* Data extract
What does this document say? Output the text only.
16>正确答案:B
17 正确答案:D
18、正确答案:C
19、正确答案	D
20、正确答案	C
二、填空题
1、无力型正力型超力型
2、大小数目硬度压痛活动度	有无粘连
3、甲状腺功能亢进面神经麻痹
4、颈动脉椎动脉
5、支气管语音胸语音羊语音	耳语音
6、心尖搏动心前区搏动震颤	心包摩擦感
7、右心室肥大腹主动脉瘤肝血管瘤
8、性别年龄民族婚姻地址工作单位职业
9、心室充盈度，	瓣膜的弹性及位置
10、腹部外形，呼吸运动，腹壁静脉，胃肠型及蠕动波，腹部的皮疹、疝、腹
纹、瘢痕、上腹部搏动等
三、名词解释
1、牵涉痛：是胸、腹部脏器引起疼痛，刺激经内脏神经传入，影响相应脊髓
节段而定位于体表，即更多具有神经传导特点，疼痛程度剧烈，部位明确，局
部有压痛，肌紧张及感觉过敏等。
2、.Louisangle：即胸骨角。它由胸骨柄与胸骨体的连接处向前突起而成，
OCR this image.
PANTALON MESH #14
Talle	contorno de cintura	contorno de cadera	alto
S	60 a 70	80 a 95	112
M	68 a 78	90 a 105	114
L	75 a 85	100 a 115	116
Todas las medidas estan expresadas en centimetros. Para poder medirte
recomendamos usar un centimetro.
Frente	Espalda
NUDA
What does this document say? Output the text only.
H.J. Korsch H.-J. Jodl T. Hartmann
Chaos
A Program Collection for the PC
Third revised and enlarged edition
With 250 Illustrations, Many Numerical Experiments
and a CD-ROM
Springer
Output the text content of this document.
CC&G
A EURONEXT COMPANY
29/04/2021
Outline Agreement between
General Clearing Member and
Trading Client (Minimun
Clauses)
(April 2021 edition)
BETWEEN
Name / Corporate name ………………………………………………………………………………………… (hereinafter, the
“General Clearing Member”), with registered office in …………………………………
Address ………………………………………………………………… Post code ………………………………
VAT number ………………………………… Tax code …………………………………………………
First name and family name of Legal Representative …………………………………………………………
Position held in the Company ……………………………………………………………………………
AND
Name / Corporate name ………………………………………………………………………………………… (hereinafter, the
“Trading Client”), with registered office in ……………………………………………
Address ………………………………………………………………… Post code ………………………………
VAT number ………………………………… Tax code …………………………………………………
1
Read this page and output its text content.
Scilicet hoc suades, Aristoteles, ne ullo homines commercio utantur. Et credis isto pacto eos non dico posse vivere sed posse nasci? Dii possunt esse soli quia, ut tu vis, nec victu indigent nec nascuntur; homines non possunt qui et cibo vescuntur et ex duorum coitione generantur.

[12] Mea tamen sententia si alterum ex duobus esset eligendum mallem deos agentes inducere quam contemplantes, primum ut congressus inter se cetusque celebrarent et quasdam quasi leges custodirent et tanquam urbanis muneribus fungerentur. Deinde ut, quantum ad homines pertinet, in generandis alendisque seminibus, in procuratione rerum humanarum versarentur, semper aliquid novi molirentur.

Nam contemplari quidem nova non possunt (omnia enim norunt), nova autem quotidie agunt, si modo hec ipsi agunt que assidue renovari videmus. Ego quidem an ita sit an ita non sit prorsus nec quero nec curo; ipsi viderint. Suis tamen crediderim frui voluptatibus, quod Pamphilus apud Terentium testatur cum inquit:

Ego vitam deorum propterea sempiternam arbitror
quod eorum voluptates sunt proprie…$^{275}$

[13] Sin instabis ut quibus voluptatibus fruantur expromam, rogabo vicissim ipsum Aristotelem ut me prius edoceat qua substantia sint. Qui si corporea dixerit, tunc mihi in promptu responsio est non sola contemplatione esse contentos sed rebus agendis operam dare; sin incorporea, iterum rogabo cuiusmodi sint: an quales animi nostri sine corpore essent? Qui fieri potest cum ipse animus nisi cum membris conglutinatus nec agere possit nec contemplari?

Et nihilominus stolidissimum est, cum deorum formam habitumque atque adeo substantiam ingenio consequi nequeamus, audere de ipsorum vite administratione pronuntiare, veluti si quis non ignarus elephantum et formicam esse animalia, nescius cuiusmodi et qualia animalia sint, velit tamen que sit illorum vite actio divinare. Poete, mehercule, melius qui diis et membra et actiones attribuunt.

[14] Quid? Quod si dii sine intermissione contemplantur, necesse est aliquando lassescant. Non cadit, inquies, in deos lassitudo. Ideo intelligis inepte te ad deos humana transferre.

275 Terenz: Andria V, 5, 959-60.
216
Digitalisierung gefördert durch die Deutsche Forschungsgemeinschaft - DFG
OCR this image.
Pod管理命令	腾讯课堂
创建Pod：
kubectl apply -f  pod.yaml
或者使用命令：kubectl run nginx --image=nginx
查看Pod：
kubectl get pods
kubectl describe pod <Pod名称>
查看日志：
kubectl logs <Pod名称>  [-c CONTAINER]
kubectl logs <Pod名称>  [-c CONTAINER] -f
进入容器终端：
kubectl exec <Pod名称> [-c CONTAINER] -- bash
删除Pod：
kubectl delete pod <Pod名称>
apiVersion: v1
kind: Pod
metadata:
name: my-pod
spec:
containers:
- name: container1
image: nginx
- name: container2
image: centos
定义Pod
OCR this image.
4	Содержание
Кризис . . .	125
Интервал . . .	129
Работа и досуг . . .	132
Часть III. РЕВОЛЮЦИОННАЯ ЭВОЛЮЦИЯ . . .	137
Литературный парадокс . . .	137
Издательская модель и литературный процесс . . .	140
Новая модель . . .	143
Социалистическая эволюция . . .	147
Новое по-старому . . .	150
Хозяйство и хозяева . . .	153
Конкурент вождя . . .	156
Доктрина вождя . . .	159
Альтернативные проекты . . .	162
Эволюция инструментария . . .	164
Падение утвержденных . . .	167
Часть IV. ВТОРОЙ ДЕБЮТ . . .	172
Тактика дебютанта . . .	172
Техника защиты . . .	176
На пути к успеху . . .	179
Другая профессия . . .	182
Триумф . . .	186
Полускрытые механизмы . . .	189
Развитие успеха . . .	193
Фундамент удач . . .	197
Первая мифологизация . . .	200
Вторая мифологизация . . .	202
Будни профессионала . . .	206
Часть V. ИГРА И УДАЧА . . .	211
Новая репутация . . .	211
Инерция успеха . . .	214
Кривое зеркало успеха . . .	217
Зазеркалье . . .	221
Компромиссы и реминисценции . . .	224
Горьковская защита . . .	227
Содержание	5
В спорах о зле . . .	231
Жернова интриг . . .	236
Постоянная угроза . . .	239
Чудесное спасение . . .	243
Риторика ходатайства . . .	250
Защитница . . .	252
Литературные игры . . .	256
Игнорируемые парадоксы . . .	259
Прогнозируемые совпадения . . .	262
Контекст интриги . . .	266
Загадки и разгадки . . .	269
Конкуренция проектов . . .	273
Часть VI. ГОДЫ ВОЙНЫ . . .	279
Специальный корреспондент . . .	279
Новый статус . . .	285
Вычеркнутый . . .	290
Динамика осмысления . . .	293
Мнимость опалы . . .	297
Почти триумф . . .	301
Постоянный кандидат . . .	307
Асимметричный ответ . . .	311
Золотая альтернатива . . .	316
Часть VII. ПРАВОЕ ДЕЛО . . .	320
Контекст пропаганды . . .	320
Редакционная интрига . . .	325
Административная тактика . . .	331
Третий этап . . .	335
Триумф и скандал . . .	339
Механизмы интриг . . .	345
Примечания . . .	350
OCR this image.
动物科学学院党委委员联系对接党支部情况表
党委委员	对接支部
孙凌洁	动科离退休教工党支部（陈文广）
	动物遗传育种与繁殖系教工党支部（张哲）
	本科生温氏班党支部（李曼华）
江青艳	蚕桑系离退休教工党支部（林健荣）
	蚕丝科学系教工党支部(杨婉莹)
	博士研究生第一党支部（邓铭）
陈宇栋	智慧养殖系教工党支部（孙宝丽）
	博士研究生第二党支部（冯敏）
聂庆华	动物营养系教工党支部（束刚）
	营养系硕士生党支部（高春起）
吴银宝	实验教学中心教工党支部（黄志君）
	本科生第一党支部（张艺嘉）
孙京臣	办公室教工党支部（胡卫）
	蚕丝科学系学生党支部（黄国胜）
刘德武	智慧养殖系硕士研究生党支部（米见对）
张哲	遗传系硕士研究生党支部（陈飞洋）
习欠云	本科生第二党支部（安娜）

* Aim of the exercise
Track down the lines that include the word "Clearing" and copy them.

* Problem solution
General Clearing Member and
“General Clearing Member”), with registered office in …………………………………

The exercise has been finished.